• [What is needed]:
Among the records below, find each line that includes the string "ASPEK" and copy it.

++++ Data supplied ++++

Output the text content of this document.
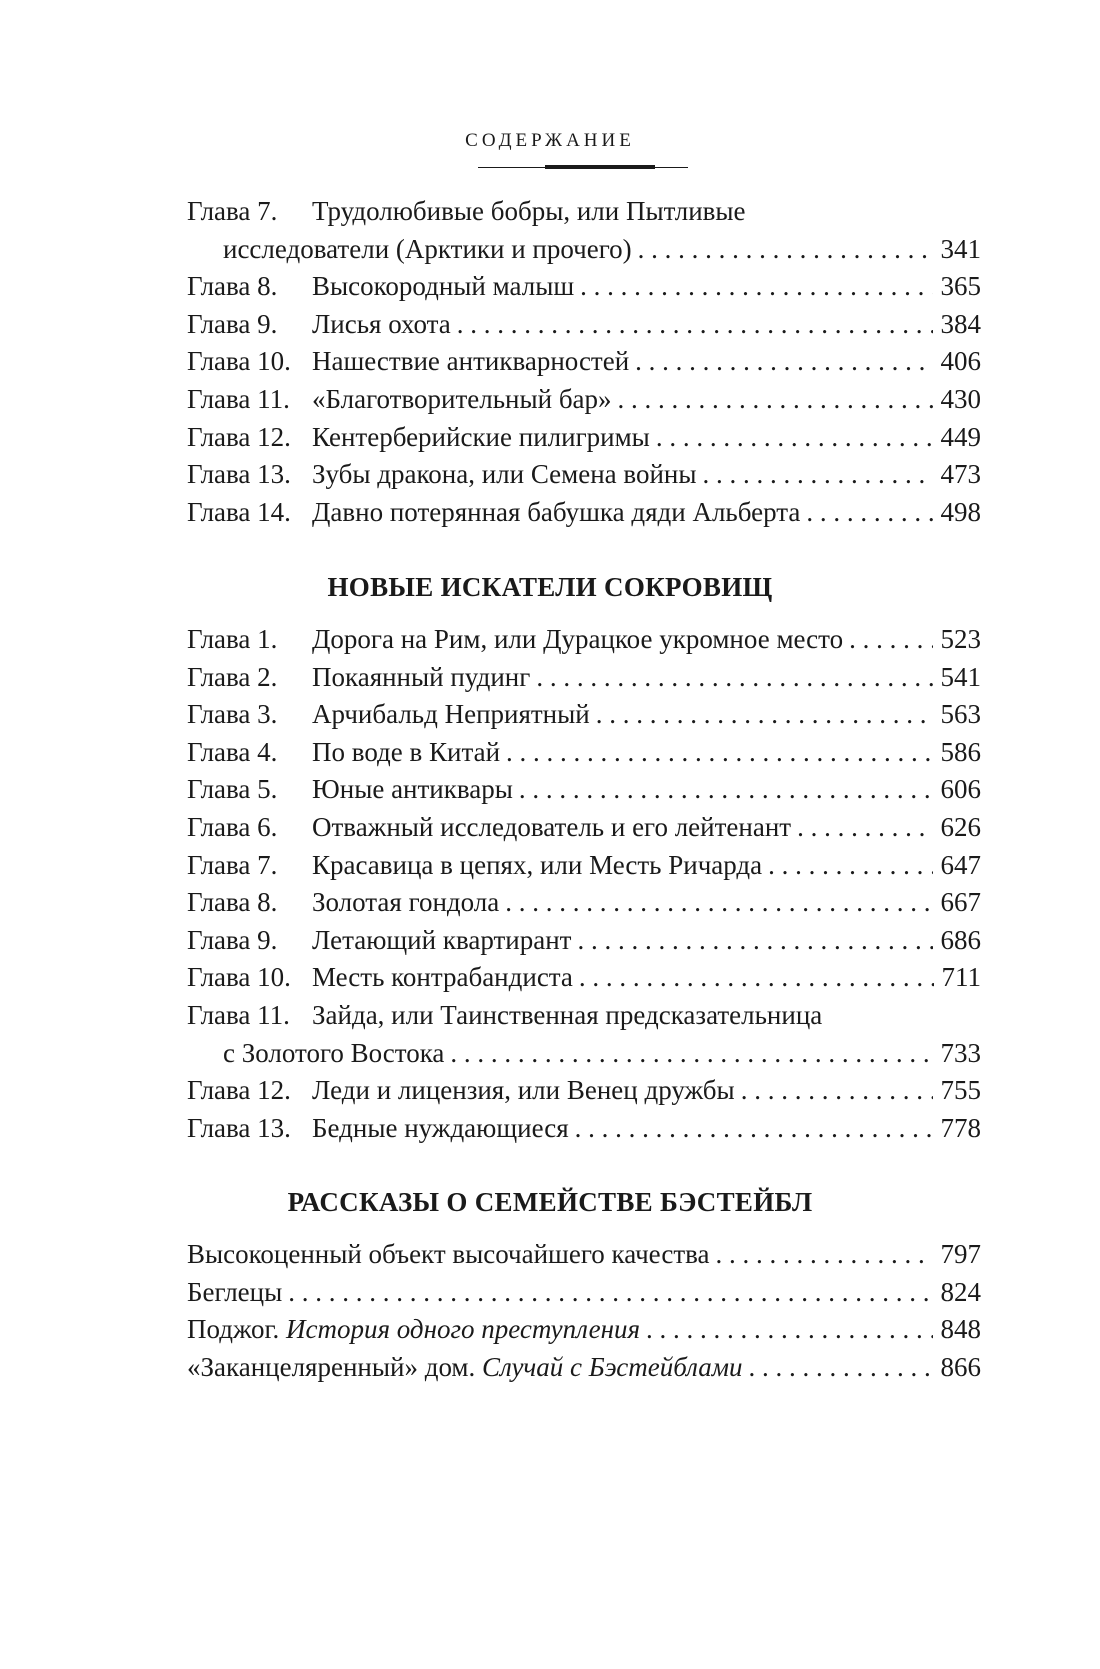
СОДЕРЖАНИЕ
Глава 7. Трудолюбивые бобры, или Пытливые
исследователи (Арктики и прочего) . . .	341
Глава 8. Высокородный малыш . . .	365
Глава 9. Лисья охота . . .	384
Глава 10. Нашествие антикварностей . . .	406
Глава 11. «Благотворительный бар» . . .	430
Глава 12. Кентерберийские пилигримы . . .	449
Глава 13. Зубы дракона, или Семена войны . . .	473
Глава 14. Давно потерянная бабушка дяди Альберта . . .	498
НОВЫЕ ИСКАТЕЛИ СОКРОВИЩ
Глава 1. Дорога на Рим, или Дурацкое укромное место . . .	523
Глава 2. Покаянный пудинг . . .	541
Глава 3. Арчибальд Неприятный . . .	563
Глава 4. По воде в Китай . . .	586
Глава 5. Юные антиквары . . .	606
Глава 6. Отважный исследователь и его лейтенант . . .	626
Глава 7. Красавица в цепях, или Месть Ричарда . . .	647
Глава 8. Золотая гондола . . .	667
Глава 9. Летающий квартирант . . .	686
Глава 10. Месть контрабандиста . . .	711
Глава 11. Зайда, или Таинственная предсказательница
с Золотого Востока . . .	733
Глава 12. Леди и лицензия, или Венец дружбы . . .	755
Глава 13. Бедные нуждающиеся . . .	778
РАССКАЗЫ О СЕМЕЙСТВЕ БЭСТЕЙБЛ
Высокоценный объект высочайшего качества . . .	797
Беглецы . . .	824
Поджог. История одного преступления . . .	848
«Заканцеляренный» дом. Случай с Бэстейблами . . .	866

++++
++++ Data supplied ++++

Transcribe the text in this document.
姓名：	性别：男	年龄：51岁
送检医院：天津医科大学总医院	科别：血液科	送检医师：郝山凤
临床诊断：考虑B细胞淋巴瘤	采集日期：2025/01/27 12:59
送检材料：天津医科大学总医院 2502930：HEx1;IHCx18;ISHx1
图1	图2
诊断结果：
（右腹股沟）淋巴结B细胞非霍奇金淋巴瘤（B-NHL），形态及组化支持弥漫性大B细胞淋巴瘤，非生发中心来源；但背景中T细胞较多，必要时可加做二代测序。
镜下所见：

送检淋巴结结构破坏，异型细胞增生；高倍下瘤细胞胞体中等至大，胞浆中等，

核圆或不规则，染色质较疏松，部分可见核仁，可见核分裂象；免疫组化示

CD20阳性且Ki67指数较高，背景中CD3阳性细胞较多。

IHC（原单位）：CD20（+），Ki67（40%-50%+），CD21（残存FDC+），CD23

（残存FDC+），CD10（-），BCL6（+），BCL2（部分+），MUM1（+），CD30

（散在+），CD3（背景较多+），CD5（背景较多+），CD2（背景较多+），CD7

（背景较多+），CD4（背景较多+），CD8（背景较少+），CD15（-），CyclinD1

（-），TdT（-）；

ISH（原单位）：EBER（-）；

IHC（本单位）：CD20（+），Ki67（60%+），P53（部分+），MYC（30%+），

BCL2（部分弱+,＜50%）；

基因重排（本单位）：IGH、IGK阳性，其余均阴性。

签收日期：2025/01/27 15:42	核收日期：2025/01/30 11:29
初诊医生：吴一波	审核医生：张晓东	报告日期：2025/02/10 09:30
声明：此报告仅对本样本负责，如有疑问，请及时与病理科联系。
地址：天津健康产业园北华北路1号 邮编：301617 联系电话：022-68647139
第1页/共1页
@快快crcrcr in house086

++++
++++ Data supplied ++++

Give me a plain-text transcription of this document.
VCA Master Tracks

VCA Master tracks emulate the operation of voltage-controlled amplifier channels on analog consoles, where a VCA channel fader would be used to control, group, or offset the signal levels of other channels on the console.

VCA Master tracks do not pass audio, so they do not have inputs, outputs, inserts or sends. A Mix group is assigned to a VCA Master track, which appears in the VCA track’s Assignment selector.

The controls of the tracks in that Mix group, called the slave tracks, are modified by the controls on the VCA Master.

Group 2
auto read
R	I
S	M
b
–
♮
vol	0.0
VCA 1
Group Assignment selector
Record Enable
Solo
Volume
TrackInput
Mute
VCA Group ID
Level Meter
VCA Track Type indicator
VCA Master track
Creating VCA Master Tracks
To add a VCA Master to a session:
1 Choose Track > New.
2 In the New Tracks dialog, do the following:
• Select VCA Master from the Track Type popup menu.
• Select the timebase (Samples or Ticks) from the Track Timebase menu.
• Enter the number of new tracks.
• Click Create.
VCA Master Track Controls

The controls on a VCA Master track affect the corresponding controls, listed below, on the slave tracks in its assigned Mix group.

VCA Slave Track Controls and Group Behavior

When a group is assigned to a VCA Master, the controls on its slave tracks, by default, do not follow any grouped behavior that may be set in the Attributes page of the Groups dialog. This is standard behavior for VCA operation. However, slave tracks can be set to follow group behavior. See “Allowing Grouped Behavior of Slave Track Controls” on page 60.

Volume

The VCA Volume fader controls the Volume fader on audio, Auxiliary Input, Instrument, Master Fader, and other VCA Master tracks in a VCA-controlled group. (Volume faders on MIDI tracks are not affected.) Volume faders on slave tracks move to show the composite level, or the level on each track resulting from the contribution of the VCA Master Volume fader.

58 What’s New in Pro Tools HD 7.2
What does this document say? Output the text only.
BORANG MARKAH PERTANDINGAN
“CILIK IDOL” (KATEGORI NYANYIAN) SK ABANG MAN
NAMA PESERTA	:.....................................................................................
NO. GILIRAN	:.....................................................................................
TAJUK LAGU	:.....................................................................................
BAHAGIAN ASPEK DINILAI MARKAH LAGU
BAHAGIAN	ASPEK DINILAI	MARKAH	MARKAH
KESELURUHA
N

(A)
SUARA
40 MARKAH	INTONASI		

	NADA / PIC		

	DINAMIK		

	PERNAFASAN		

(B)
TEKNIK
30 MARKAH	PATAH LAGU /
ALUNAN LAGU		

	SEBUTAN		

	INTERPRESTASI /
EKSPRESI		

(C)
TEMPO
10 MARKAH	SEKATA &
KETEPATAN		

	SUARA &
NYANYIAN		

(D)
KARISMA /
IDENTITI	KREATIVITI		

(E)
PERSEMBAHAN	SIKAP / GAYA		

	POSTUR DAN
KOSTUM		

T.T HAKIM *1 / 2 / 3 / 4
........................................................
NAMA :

++++

• [Task result]:
BAHAGIAN ASPEK DINILAI MARKAH LAGU
BAHAGIAN	ASPEK DINILAI	MARKAH	MARKAH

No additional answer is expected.